From the listing below, pull out all lines with "google" in them.

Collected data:
────────────────────────────────────────
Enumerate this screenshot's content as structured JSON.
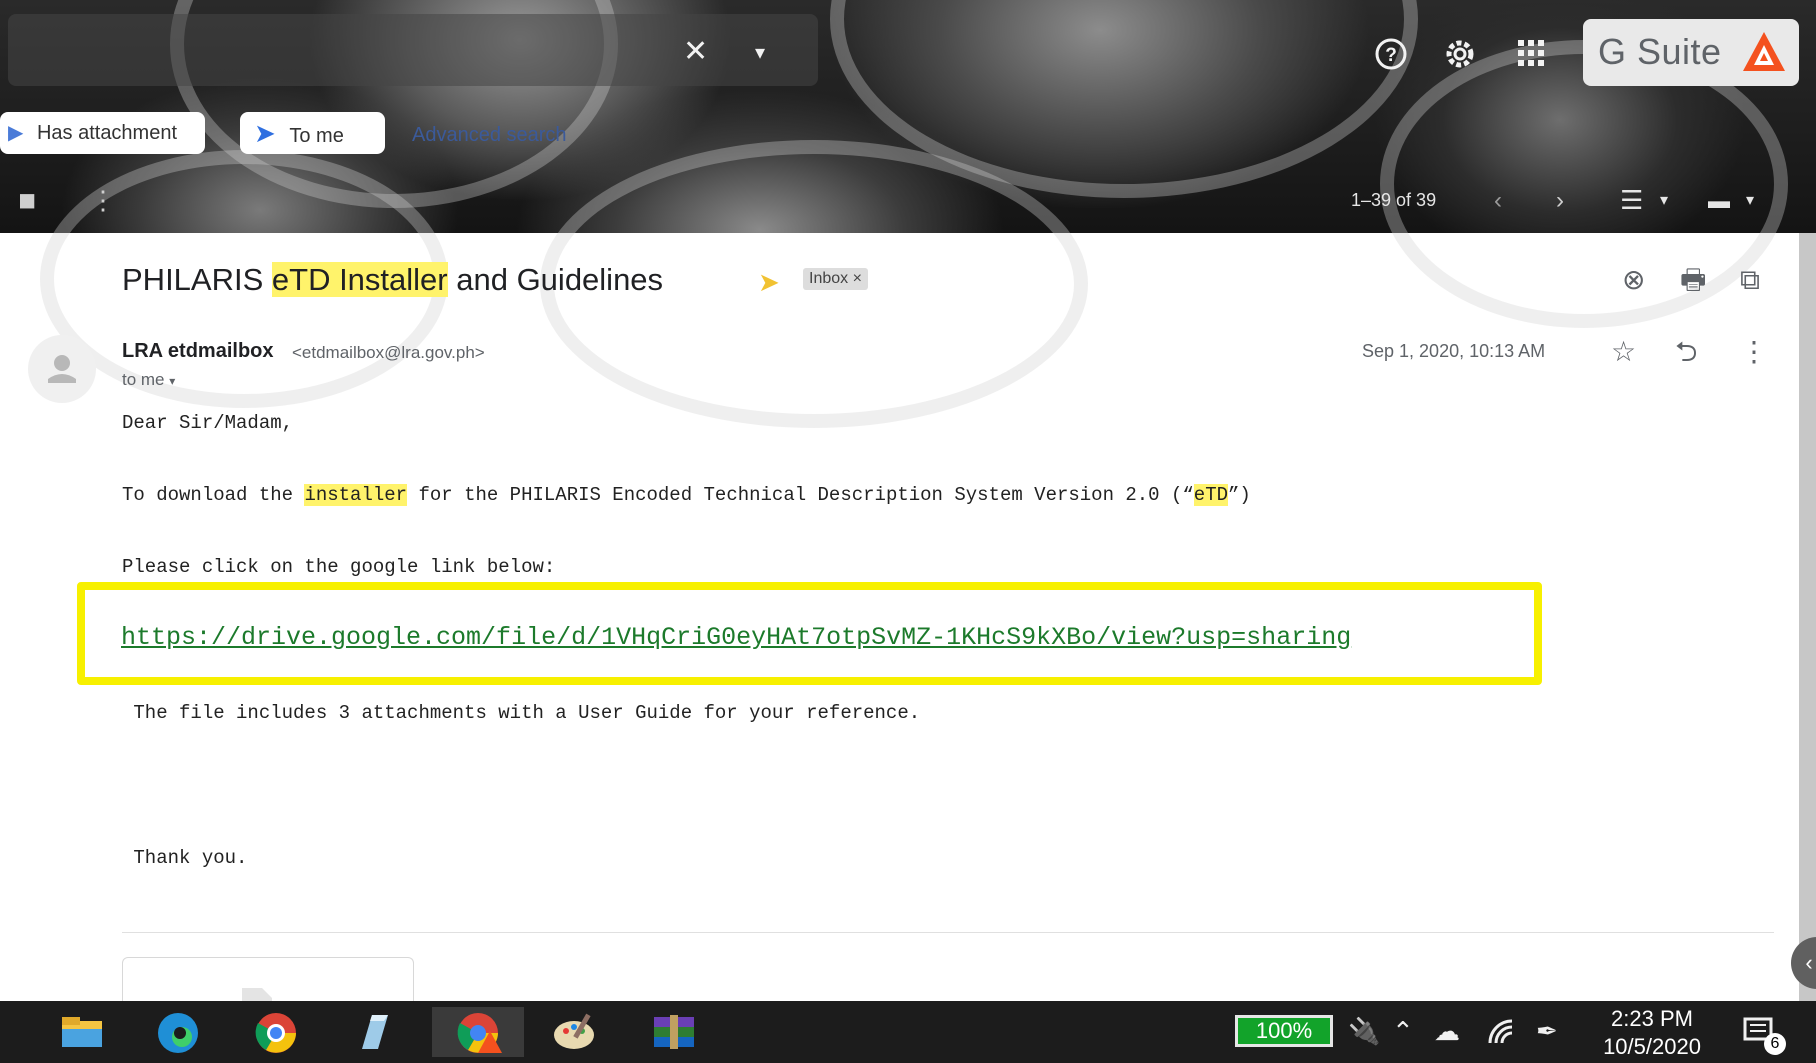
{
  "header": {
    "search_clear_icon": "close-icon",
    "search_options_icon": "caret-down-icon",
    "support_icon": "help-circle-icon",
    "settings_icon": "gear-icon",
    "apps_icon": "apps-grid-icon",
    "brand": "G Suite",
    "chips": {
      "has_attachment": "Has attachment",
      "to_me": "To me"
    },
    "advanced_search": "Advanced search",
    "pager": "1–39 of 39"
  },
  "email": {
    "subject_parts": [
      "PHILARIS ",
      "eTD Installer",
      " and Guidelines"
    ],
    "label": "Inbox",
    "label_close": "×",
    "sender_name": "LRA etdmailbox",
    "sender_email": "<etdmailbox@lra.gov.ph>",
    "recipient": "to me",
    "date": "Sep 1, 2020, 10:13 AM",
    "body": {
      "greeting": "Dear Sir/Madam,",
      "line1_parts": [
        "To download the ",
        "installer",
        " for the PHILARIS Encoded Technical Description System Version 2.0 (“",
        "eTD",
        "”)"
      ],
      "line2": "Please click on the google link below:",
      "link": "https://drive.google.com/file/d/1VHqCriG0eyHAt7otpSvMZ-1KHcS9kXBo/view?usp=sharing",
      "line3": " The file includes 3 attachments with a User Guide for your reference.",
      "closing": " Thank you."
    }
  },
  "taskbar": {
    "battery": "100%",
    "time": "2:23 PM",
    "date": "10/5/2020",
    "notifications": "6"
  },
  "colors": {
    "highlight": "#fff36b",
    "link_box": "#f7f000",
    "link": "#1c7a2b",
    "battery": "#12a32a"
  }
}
────────────────────────────────────────
[THE RESULT]
      "line2": "Please click on the google link below:",
      "link": "https://drive.google.com/file/d/1VHqCriG0eyHAt7otpSvMZ-1KHcS9kXBo/view?usp=sharing",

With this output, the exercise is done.